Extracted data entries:
########################################
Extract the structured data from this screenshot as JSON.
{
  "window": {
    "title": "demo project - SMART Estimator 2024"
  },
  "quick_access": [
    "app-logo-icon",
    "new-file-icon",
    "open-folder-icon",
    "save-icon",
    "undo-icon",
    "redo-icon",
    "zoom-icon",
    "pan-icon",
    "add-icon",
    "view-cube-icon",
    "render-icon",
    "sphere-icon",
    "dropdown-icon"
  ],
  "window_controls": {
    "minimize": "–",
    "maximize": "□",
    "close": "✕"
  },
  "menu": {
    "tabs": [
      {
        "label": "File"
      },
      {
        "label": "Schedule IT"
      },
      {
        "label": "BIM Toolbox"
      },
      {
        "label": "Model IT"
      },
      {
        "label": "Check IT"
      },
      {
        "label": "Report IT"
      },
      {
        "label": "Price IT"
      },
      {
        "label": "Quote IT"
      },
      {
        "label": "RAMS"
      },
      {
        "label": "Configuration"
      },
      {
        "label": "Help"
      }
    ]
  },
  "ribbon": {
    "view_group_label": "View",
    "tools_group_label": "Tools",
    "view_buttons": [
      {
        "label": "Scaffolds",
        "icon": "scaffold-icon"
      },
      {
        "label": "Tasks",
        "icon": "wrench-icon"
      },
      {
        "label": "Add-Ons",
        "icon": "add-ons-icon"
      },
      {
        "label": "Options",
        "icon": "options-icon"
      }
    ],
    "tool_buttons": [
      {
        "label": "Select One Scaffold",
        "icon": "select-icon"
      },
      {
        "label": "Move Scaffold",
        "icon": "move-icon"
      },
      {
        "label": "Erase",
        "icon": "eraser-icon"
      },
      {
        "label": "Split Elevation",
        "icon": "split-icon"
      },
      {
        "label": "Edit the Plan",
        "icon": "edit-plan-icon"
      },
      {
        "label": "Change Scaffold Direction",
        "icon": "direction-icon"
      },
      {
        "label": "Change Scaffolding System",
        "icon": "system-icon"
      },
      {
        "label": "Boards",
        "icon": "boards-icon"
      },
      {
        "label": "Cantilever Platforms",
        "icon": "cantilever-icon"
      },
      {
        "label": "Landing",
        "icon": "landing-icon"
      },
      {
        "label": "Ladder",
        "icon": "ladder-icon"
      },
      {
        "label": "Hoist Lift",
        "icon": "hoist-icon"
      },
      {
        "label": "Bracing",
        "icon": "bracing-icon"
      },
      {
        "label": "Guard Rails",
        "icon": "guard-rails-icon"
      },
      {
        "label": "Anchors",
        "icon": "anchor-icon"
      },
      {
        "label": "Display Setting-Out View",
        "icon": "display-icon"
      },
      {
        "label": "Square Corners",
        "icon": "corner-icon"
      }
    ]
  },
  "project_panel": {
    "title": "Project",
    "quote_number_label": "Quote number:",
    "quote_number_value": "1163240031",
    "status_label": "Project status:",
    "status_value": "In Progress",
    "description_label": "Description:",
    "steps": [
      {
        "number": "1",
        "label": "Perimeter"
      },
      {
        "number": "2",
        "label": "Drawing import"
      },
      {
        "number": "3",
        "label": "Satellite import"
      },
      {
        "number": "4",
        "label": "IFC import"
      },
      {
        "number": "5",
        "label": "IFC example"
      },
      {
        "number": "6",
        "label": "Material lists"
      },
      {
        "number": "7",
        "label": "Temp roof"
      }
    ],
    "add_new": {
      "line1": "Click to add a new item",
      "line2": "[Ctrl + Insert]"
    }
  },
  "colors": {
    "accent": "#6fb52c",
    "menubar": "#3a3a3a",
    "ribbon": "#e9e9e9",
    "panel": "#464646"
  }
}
########################################
# DIRECTIONS FOR THIS TASK
Write the material out again in its entirety, exactly as shown.

# RESPONSE TO THE TASK
Extract the structured data from this screenshot as JSON.
{
  "window": {
    "title": "demo project - SMART Estimator 2024"
  },
  "quick_access": [
    "app-logo-icon",
    "new-file-icon",
    "open-folder-icon",
    "save-icon",
    "undo-icon",
    "redo-icon",
    "zoom-icon",
    "pan-icon",
    "add-icon",
    "view-cube-icon",
    "render-icon",
    "sphere-icon",
    "dropdown-icon"
  ],
  "window_controls": {
    "minimize": "–",
    "maximize": "□",
    "close": "✕"
  },
  "menu": {
    "tabs": [
      {
        "label": "File"
      },
      {
        "label": "Schedule IT"
      },
      {
        "label": "BIM Toolbox"
      },
      {
        "label": "Model IT"
      },
      {
        "label": "Check IT"
      },
      {
        "label": "Report IT"
      },
      {
        "label": "Price IT"
      },
      {
        "label": "Quote IT"
      },
      {
        "label": "RAMS"
      },
      {
        "label": "Configuration"
      },
      {
        "label": "Help"
      }
    ]
  },
  "ribbon": {
    "view_group_label": "View",
    "tools_group_label": "Tools",
    "view_buttons": [
      {
        "label": "Scaffolds",
        "icon": "scaffold-icon"
      },
      {
        "label": "Tasks",
        "icon": "wrench-icon"
      },
      {
        "label": "Add-Ons",
        "icon": "add-ons-icon"
      },
      {
        "label": "Options",
        "icon": "options-icon"
      }
    ],
    "tool_buttons": [
      {
        "label": "Select One Scaffold",
        "icon": "select-icon"
      },
      {
        "label": "Move Scaffold",
        "icon": "move-icon"
      },
      {
        "label": "Erase",
        "icon": "eraser-icon"
      },
      {
        "label": "Split Elevation",
        "icon": "split-icon"
      },
      {
        "label": "Edit the Plan",
        "icon": "edit-plan-icon"
      },
      {
        "label": "Change Scaffold Direction",
        "icon": "direction-icon"
      },
      {
        "label": "Change Scaffolding System",
        "icon": "system-icon"
      },
      {
        "label": "Boards",
        "icon": "boards-icon"
      },
      {
        "label": "Cantilever Platforms",
        "icon": "cantilever-icon"
      },
      {
        "label": "Landing",
        "icon": "landing-icon"
      },
      {
        "label": "Ladder",
        "icon": "ladder-icon"
      },
      {
        "label": "Hoist Lift",
        "icon": "hoist-icon"
      },
      {
        "label": "Bracing",
        "icon": "bracing-icon"
      },
      {
        "label": "Guard Rails",
        "icon": "guard-rails-icon"
      },
      {
        "label": "Anchors",
        "icon": "anchor-icon"
      },
      {
        "label": "Display Setting-Out View",
        "icon": "display-icon"
      },
      {
        "label": "Square Corners",
        "icon": "corner-icon"
      }
    ]
  },
  "project_panel": {
    "title": "Project",
    "quote_number_label": "Quote number:",
    "quote_number_value": "1163240031",
    "status_label": "Project status:",
    "status_value": "In Progress",
    "description_label": "Description:",
    "steps": [
      {
        "number": "1",
        "label": "Perimeter"
      },
      {
        "number": "2",
        "label": "Drawing import"
      },
      {
        "number": "3",
        "label": "Satellite import"
      },
      {
        "number": "4",
        "label": "IFC import"
      },
      {
        "number": "5",
        "label": "IFC example"
      },
      {
        "number": "6",
        "label": "Material lists"
      },
      {
        "number": "7",
        "label": "Temp roof"
      }
    ],
    "add_new": {
      "line1": "Click to add a new item",
      "line2": "[Ctrl + Insert]"
    }
  },
  "colors": {
    "accent": "#6fb52c",
    "menubar": "#3a3a3a",
    "ribbon": "#e9e9e9",
    "panel": "#464646"
  }
}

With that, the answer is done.